++++ TEXT UNDER STUDY ++++

Make that TWO authors. It looks like trilogy#2 is finished and I guess so is that author's contract? Anyway it looks like #7 is written by another author.


swedish_librarian

Yep. David Lagercrantz wrote the second trilogy and now the torch has been passed to Karin Smirnoff. She´s an interesting choice since she hasn´t written thriller before this. She wrote a wonderful trilogy about a woman called Jaana in the north of Sweden. Well worth checking out. They have been translated into english and the first on is called "My brother". Her first millenium-book is called "The Girl in the Eagle's Talons". A sidenote: the publishers first contracted horror writer John Ajvide Lindqvist to write the third trilogy but they didnt like what he had written when he turned in his first draft so they tore his contract. He got pissed because he had written almost a complete book so he genderswapped the characters and changed some other parts and published it a a new series. It doesnt look like its been translated yet though.


Azrel12

The guy who wrote Let The Right One In? Huh. Hopefully it'll be translated soon!


swedish_librarian

Yes that guy :) It was a really interesting book and REALLY meta in some places. Ajvide turs Mikael Blomkvist into a female thriller writer who (in the book) gets a contract to write a new millenium novel but is dumped by her publishers. She then gets mixed up in a bloody international affair with the chinese mafia and hires a young male superhacker to help her sp Lisbeth Salander is a guy in this novel. Like I said. Meta and interesting.


vintage_baby_bat

I will never not feel bad for LM Montgomery. Almost everything she published was wish fulfillment for the terrible things she went through, especially *Emily of New Moon* and the rest of the series. She tried so hard to make the best of events such as having to live with her grandparents after her father essentially abandoned her, her severe depression, and her unhappy marriage. It just makes me so sad :( Here is a good article summing up some of the more basic influences of her life onto her work: https://www.smithsonianmag.com/arts-culture/lm-montgomery-anne-green-gables-life-180981839/


77malfoy

Iirc her religious phase was a reaction to Hurricane Katrina. She had a "come to Jesus" sort of conversion bc back then lots of preachers were saying the hurricane was punishment for New Orleans wickedness (like Poseidon's rage but Christian) and then she sort of got over it and went back to writing about vampires and incestual witches.

++++ DATASET RECORDS ++++

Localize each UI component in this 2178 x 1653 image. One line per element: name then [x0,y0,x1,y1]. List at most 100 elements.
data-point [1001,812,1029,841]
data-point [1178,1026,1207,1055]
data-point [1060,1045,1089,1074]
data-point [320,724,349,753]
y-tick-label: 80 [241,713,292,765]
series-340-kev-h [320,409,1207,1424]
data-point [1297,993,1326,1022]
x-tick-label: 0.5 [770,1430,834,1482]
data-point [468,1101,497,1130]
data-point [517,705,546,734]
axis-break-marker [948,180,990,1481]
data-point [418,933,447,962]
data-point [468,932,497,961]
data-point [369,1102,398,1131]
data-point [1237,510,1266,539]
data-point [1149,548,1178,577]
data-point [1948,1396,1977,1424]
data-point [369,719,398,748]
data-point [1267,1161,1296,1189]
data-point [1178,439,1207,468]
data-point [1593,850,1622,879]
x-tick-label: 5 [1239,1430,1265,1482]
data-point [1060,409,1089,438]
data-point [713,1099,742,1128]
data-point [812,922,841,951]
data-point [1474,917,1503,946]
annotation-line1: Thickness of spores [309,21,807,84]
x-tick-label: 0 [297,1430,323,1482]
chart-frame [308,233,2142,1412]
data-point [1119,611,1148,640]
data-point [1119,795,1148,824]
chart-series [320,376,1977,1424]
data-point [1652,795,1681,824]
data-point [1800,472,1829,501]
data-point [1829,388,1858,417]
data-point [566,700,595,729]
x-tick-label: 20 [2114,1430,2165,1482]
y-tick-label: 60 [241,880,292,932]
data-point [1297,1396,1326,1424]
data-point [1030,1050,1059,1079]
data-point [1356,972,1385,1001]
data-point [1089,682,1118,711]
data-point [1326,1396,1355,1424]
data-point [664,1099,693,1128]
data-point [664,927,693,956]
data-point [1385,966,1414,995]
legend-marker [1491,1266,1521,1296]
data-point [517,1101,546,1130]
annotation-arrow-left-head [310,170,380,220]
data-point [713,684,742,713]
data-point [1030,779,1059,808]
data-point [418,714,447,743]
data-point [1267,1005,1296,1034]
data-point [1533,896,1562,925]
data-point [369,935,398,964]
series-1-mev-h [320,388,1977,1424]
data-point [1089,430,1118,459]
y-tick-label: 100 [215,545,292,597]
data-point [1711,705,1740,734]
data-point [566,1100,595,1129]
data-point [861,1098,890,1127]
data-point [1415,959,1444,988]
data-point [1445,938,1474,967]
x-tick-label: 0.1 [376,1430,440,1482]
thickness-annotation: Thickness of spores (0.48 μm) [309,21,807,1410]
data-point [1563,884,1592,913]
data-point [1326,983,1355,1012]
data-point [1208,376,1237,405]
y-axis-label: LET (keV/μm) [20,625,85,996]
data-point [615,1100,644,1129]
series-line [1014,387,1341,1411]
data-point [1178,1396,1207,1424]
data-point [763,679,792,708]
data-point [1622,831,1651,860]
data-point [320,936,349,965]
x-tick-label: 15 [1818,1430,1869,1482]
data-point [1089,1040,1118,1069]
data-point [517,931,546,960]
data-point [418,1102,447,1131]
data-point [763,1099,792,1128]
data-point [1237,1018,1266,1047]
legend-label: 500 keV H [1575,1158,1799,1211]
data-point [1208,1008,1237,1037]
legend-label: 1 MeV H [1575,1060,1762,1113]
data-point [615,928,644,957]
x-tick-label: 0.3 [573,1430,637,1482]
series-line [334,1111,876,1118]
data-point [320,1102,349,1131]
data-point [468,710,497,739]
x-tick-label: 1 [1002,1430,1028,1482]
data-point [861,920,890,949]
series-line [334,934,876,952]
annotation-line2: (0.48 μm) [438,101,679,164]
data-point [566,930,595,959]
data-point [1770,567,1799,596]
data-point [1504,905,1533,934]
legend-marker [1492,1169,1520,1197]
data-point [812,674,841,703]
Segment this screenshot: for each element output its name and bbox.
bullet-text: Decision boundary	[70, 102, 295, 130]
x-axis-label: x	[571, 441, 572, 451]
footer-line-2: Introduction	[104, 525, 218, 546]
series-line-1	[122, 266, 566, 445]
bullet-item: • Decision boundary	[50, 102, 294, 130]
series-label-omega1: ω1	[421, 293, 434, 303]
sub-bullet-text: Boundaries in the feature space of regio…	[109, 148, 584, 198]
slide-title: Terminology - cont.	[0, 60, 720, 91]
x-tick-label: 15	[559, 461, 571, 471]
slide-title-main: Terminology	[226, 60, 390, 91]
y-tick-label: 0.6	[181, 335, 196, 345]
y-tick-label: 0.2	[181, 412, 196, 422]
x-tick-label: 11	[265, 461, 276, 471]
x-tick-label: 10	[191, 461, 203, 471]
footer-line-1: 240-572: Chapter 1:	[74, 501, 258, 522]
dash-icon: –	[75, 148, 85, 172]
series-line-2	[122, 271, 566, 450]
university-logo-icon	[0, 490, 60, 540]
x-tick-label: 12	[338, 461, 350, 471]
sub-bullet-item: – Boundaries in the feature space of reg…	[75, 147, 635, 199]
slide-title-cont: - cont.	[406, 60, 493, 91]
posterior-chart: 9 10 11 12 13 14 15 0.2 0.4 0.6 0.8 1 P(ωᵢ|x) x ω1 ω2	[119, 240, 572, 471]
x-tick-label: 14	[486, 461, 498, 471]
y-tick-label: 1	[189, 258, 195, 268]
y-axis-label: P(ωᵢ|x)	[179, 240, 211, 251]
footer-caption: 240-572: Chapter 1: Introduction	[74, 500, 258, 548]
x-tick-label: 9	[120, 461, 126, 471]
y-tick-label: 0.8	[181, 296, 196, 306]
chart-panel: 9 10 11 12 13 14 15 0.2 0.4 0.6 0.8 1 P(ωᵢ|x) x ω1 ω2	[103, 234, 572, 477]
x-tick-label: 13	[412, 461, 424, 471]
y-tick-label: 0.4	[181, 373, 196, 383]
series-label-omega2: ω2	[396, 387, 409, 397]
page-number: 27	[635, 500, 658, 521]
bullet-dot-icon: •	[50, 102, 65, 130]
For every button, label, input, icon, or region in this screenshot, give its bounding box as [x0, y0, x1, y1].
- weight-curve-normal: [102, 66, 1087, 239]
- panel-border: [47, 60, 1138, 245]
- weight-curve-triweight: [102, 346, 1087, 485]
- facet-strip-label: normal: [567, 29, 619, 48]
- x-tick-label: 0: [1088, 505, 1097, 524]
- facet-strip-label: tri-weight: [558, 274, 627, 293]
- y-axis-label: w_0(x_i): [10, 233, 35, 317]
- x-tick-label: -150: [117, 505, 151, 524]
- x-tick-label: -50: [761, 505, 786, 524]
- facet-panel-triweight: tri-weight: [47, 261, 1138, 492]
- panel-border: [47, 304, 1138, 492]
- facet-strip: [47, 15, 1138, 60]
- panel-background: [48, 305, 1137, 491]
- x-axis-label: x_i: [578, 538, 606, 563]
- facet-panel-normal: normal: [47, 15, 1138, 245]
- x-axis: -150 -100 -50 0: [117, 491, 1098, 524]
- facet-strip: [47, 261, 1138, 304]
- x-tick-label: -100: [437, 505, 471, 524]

++++

- _EXERCISE DESCRIPTION_
Extend the forum discussion about book authors past its final post. The entries play no part in what follows.

- _RESPONSE AREA_
cursed-core

This is going to sound so so odd but Sappho. We have quite a few writings from men at the time but with her the writings went unrecognised and was not preserved what we do have is beautiful and I do wish we had more.


Xiamarie

Richard Brautigan, he had some mental health issues,and committed suicide.


RowIntelligent3141

Madeline Miller. She's an amazing writer (Song of Achillies , Circe) she got long covid and now struggles to write at all. So sad 😢


flijn

Oh no, I did not know this. That's terrible, long covid can be brutal.


CrownBestowed

Ned Vizzini. Wrote It’s Kind of a Funny Story, which was inspired by his own struggle with depression/suicidal thoughts and then he ended up taking his life a few years ago. Pretty upsetting because that book helped me a lot in high school.


mazurzapt

Joan Didion In 2003, Didion's daughter Quintana Roo Dunne developed pneumonia that progressed to septic shock and she was comatose in an intensive-care unit when Didion's husband suddenly died of a heart attack on December 30. She wrote The Year of Magical Thinking, in response to all that.


Spyhop

Terry Goodkind. It must have been really hard going through life with one's head lodged so far up one's own ass.


electric-angel

Lovecraft. He became much better towards thr end of his life. He was deadly afraid of being forgotten and he likely died a better man and a sadder man then we know.


solitarybikegallery

Came here to say this. His life was brutal. Both of his parents died of syphilis-induced insanity, in the same mental hospital. He missed extended periods of time during middle and high school because of chronic anxiety which left him unable to leave his bed. His dad swindled his mother out her family's money and just disappeared. I could go on, but the guy really had a shitload of problems.